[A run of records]

* Start *

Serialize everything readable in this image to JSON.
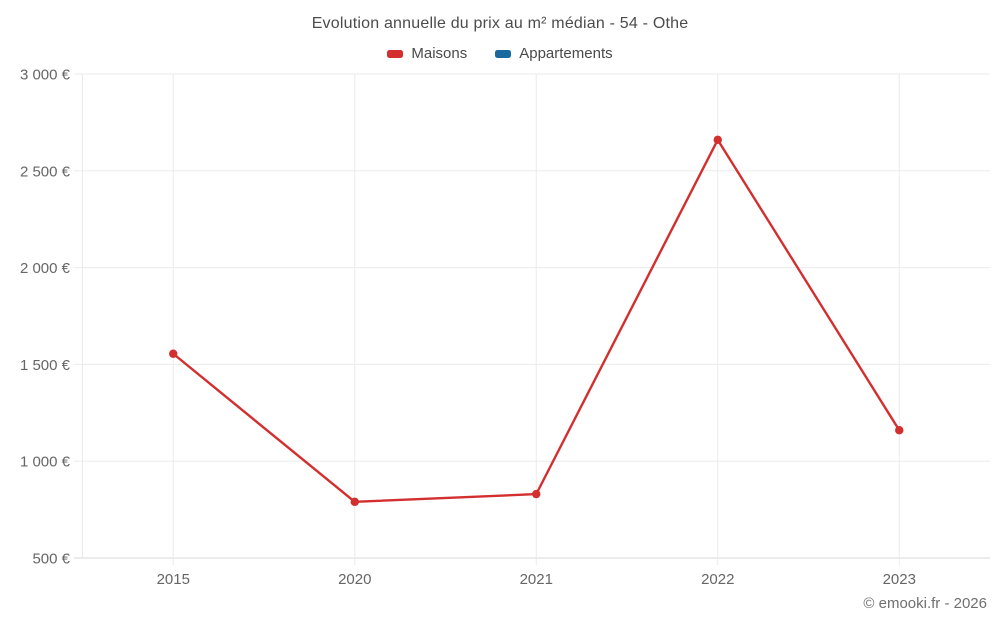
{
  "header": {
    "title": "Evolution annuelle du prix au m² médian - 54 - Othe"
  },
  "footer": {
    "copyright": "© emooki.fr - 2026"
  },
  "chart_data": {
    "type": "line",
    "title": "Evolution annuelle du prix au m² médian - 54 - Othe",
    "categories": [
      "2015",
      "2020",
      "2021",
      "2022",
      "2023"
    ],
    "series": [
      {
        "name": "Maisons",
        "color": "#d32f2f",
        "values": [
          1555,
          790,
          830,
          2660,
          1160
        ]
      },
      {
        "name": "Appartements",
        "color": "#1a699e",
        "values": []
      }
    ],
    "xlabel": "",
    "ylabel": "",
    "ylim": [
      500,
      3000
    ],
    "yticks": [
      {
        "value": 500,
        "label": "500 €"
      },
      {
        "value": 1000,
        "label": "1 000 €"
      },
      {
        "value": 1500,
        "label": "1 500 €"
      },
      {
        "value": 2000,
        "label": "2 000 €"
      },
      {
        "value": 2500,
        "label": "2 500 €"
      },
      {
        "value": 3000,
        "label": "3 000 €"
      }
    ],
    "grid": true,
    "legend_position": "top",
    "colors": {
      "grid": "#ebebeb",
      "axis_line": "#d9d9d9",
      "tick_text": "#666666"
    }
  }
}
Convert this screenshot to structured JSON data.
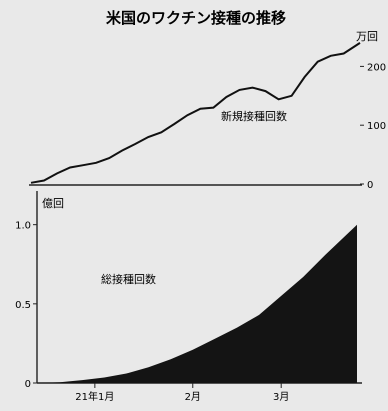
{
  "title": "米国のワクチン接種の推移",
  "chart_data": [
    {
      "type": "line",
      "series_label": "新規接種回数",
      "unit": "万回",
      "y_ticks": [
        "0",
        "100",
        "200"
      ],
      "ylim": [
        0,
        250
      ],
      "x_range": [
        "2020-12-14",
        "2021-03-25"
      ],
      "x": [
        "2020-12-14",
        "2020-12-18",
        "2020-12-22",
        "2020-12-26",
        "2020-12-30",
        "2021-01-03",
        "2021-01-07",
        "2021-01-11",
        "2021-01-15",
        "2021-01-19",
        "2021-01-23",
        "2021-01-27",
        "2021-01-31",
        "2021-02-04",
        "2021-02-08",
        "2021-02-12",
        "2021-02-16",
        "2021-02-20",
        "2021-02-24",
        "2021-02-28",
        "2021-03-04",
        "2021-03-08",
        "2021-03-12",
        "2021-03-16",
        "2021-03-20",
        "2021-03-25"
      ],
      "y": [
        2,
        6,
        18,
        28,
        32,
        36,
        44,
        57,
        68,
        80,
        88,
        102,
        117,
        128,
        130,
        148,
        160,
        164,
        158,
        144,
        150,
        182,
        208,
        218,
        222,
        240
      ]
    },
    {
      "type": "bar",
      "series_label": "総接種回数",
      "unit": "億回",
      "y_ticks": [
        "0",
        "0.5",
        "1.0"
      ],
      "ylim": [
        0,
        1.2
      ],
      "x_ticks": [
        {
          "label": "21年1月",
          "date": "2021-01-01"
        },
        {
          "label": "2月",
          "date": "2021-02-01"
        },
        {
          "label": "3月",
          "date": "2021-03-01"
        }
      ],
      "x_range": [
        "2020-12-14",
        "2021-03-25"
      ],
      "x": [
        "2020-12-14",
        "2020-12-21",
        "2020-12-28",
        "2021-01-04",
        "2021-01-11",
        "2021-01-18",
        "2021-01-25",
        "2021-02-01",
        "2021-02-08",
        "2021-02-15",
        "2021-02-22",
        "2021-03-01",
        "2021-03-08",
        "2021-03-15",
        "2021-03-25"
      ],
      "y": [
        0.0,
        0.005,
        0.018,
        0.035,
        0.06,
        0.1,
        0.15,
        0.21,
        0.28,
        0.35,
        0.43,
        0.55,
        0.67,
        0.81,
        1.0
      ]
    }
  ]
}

* End *

Aim
Make a list of all lines in the data that contain "JSON".

Solved exercise
Serialize everything readable in this image to JSON.
Convert this screenshot to structured JSON data.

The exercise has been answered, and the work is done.